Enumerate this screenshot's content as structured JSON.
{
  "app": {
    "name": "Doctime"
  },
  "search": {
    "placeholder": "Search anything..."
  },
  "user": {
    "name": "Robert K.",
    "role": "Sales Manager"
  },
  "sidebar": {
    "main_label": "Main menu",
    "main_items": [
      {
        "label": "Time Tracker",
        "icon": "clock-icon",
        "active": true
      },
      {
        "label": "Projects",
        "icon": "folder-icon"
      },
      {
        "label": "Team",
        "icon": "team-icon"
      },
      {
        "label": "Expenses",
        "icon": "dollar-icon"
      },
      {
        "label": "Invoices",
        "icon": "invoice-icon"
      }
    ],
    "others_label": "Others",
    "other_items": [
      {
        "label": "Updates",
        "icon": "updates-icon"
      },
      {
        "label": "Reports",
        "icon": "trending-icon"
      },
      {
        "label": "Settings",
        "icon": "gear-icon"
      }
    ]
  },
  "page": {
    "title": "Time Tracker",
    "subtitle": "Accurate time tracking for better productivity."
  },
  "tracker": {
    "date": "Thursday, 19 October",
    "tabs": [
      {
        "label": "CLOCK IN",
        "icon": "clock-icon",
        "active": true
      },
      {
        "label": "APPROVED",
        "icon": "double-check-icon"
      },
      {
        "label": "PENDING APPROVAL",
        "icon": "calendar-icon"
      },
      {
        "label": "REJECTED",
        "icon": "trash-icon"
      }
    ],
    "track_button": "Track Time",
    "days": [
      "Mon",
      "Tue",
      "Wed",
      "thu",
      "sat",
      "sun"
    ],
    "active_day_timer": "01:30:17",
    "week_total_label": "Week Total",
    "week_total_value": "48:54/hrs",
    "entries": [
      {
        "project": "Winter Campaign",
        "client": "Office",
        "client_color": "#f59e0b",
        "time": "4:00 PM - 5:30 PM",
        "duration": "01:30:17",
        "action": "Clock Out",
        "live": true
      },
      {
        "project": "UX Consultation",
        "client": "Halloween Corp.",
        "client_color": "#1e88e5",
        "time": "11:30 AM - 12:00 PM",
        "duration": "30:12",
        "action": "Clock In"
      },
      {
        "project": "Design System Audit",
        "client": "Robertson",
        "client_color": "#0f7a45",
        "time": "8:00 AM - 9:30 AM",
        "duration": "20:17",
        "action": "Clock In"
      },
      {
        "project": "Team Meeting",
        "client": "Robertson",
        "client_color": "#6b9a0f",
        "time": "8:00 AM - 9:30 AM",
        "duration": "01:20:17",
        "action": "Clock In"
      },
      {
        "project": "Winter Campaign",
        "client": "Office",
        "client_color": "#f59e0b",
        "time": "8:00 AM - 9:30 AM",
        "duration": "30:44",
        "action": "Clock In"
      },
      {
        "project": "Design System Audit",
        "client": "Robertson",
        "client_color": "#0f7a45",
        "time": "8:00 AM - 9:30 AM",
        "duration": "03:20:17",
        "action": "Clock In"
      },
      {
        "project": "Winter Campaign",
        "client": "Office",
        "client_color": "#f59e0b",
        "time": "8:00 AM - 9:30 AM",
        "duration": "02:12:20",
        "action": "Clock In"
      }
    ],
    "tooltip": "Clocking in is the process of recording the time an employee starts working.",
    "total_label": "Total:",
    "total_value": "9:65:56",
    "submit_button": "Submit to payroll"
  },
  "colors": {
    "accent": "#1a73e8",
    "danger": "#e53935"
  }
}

·····

Extract the whole listing, character for character.

# Solution to the problem
Enumerate this screenshot's content as structured JSON.
{
  "app": {
    "name": "Doctime"
  },
  "search": {
    "placeholder": "Search anything..."
  },
  "user": {
    "name": "Robert K.",
    "role": "Sales Manager"
  },
  "sidebar": {
    "main_label": "Main menu",
    "main_items": [
      {
        "label": "Time Tracker",
        "icon": "clock-icon",
        "active": true
      },
      {
        "label": "Projects",
        "icon": "folder-icon"
      },
      {
        "label": "Team",
        "icon": "team-icon"
      },
      {
        "label": "Expenses",
        "icon": "dollar-icon"
      },
      {
        "label": "Invoices",
        "icon": "invoice-icon"
      }
    ],
    "others_label": "Others",
    "other_items": [
      {
        "label": "Updates",
        "icon": "updates-icon"
      },
      {
        "label": "Reports",
        "icon": "trending-icon"
      },
      {
        "label": "Settings",
        "icon": "gear-icon"
      }
    ]
  },
  "page": {
    "title": "Time Tracker",
    "subtitle": "Accurate time tracking for better productivity."
  },
  "tracker": {
    "date": "Thursday, 19 October",
    "tabs": [
      {
        "label": "CLOCK IN",
        "icon": "clock-icon",
        "active": true
      },
      {
        "label": "APPROVED",
        "icon": "double-check-icon"
      },
      {
        "label": "PENDING APPROVAL",
        "icon": "calendar-icon"
      },
      {
        "label": "REJECTED",
        "icon": "trash-icon"
      }
    ],
    "track_button": "Track Time",
    "days": [
      "Mon",
      "Tue",
      "Wed",
      "thu",
      "sat",
      "sun"
    ],
    "active_day_timer": "01:30:17",
    "week_total_label": "Week Total",
    "week_total_value": "48:54/hrs",
    "entries": [
      {
        "project": "Winter Campaign",
        "client": "Office",
        "client_color": "#f59e0b",
        "time": "4:00 PM - 5:30 PM",
        "duration": "01:30:17",
        "action": "Clock Out",
        "live": true
      },
      {
        "project": "UX Consultation",
        "client": "Halloween Corp.",
        "client_color": "#1e88e5",
        "time": "11:30 AM - 12:00 PM",
        "duration": "30:12",
        "action": "Clock In"
      },
      {
        "project": "Design System Audit",
        "client": "Robertson",
        "client_color": "#0f7a45",
        "time": "8:00 AM - 9:30 AM",
        "duration": "20:17",
        "action": "Clock In"
      },
      {
        "project": "Team Meeting",
        "client": "Robertson",
        "client_color": "#6b9a0f",
        "time": "8:00 AM - 9:30 AM",
        "duration": "01:20:17",
        "action": "Clock In"
      },
      {
        "project": "Winter Campaign",
        "client": "Office",
        "client_color": "#f59e0b",
        "time": "8:00 AM - 9:30 AM",
        "duration": "30:44",
        "action": "Clock In"
      },
      {
        "project": "Design System Audit",
        "client": "Robertson",
        "client_color": "#0f7a45",
        "time": "8:00 AM - 9:30 AM",
        "duration": "03:20:17",
        "action": "Clock In"
      },
      {
        "project": "Winter Campaign",
        "client": "Office",
        "client_color": "#f59e0b",
        "time": "8:00 AM - 9:30 AM",
        "duration": "02:12:20",
        "action": "Clock In"
      }
    ],
    "tooltip": "Clocking in is the process of recording the time an employee starts working.",
    "total_label": "Total:",
    "total_value": "9:65:56",
    "submit_button": "Submit to payroll"
  },
  "colors": {
    "accent": "#1a73e8",
    "danger": "#e53935"
  }
}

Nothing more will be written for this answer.